Pull every "AI模型管理平台" line out of the data below.
»»
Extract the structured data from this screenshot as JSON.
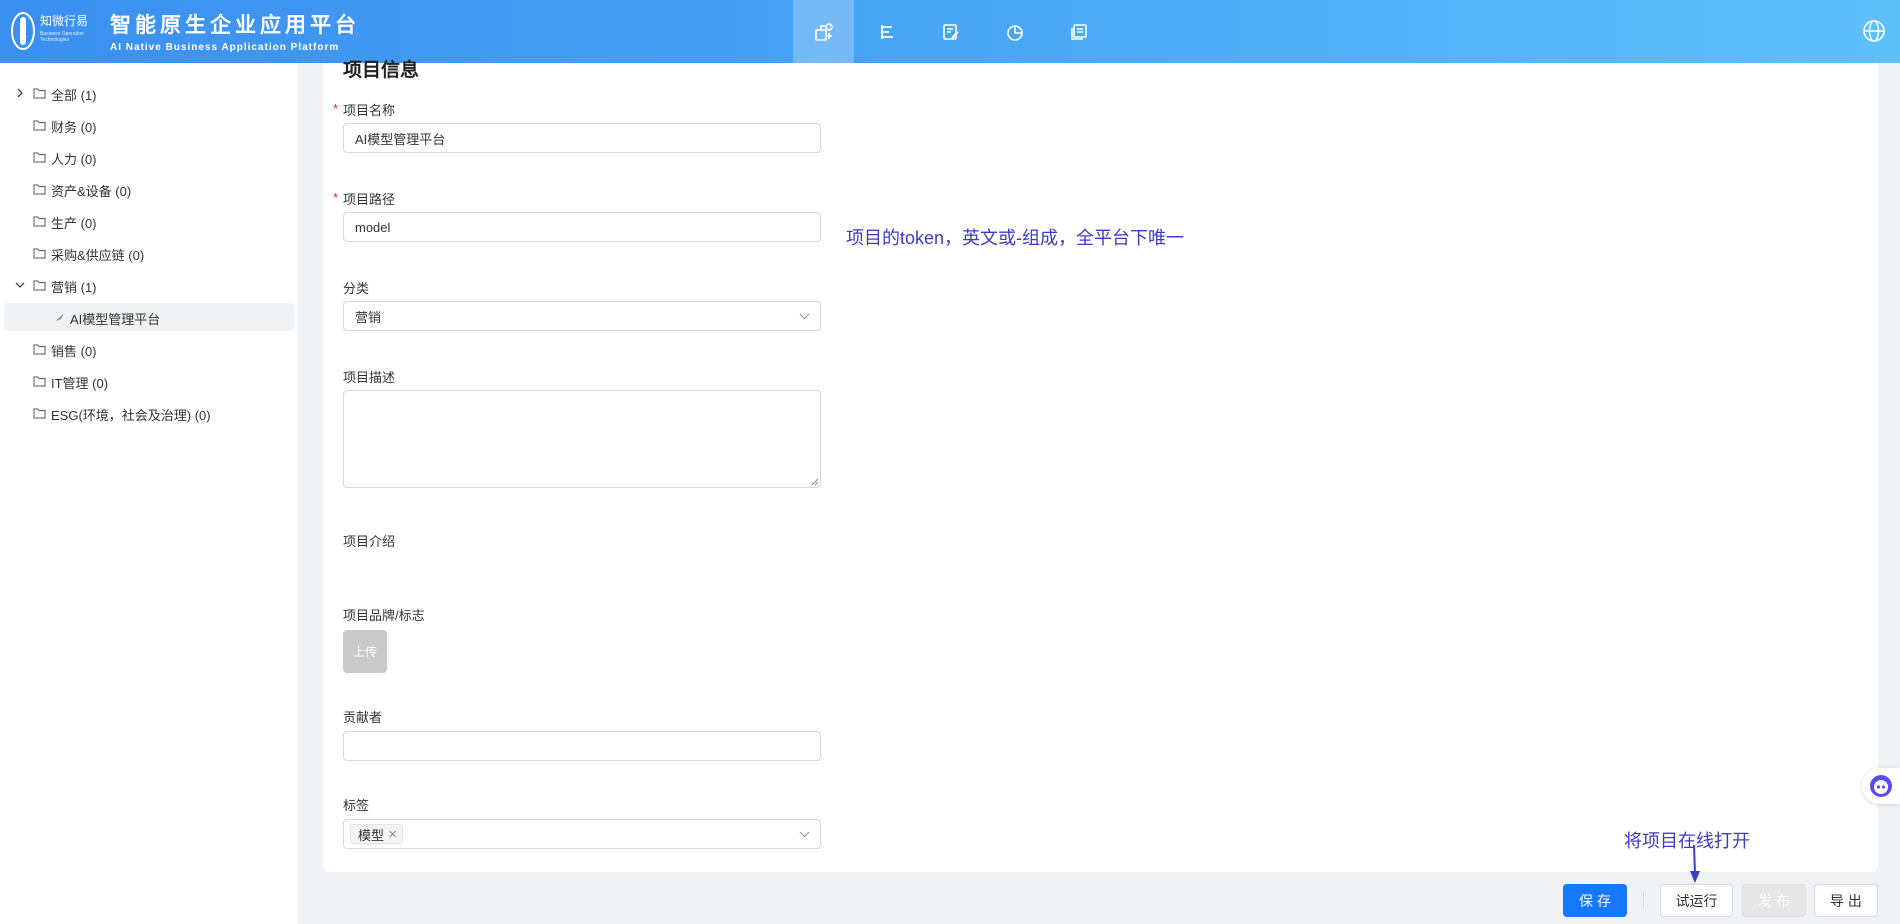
{
  "header": {
    "logo_zh": "知微行易",
    "logo_en": "Business Operation Technologies",
    "title": "智能原生企业应用平台",
    "subtitle": "AI Native Business Application Platform",
    "nav_icons": [
      "app-design-icon",
      "tree-structure-icon",
      "edit-doc-icon",
      "pie-chart-icon",
      "gallery-icon"
    ],
    "active_nav": 0
  },
  "sidebar": {
    "items": [
      {
        "label": "全部 (1)"
      },
      {
        "label": "财务 (0)"
      },
      {
        "label": "人力 (0)"
      },
      {
        "label": "资产&设备 (0)"
      },
      {
        "label": "生产 (0)"
      },
      {
        "label": "采购&供应链 (0)"
      },
      {
        "label": "营销 (1)"
      },
      {
        "label": "AI模型管理平台"
      },
      {
        "label": "销售 (0)"
      },
      {
        "label": "IT管理 (0)"
      },
      {
        "label": "ESG(环境，社会及治理) (0)"
      }
    ]
  },
  "form": {
    "section_title": "项目信息",
    "name_label": "项目名称",
    "name_value": "AI模型管理平台",
    "path_label": "项目路径",
    "path_value": "model",
    "category_label": "分类",
    "category_value": "营销",
    "desc_label": "项目描述",
    "intro_label": "项目介绍",
    "brand_label": "项目品牌/标志",
    "upload_label": "上传",
    "contributors_label": "贡献者",
    "tags_label": "标签",
    "tag_value": "模型",
    "required_mark": "*"
  },
  "annotations": {
    "path_hint": "项目的token，英文或-组成，全平台下唯一",
    "run_hint": "将项目在线打开"
  },
  "actions": {
    "save": "保 存",
    "trial_run": "试运行",
    "publish": "发 布",
    "export": "导 出"
  },
  "colors": {
    "primary": "#1677ff",
    "annotation": "#3a3cc8",
    "required": "#f5222d"
  }
}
««
Full solution:
        "label": "AI模型管理平台"
    "name_value": "AI模型管理平台",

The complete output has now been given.